__SUPPLIED INFORMATION__.
>>>>>

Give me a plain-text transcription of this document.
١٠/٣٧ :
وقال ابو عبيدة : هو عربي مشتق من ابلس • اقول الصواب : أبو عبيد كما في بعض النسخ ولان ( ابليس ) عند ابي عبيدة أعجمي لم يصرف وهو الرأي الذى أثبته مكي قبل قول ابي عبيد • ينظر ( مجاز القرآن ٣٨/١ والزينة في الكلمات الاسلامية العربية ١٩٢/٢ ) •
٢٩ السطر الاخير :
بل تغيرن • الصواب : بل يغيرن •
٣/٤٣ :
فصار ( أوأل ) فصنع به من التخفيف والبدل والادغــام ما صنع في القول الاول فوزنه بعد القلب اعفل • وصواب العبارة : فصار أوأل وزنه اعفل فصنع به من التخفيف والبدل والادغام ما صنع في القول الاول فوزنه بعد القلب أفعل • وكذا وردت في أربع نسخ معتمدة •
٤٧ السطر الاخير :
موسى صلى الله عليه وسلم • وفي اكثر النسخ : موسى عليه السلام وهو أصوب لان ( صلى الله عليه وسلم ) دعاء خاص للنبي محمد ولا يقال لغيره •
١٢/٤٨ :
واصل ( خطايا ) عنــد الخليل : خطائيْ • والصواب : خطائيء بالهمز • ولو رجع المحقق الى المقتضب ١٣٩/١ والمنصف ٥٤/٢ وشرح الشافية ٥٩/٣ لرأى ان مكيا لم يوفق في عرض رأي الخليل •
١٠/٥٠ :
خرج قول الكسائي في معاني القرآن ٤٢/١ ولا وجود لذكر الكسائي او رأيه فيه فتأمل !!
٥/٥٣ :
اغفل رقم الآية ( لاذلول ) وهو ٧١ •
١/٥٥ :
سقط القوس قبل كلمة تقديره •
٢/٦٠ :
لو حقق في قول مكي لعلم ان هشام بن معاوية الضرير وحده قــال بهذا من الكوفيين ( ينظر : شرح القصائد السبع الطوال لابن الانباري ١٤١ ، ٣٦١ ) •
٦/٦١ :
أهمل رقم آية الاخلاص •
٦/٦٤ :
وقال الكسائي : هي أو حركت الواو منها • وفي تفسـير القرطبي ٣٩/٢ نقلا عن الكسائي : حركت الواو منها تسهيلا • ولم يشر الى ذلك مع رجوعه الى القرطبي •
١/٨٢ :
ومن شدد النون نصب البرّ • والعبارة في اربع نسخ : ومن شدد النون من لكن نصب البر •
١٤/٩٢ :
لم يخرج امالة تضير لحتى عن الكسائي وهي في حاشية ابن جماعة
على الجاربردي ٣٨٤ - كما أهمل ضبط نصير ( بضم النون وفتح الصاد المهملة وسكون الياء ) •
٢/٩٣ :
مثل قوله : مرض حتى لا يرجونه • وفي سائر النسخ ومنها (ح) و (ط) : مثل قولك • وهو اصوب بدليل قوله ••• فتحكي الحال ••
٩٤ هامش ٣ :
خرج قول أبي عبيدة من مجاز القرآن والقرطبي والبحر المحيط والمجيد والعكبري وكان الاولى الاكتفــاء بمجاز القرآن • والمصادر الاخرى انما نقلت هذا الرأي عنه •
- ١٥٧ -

<<<<<

Read the data above and count the lines that include "أهمل". Answer only with the count.

2